Count lines with the string "color" in them. State the number alone.

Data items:
• • • • • • •

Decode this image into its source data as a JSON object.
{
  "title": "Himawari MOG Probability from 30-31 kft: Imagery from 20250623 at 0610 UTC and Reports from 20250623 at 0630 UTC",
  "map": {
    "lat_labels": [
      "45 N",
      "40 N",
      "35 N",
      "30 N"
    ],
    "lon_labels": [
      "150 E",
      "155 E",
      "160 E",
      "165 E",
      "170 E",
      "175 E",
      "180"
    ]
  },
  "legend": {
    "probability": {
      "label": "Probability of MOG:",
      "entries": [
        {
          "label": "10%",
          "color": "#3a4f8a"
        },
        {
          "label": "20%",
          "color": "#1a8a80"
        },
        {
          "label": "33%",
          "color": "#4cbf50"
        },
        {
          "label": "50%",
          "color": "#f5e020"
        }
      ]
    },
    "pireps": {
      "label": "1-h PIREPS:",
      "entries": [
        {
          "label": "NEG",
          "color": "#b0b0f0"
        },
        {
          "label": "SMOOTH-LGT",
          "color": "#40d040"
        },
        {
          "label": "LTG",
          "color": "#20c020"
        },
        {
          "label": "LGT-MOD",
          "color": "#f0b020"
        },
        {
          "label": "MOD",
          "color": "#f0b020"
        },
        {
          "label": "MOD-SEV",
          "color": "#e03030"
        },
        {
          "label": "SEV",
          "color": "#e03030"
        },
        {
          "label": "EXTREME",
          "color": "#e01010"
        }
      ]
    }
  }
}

• • • • • • •

▶ _REPLY TO THE TASK_
12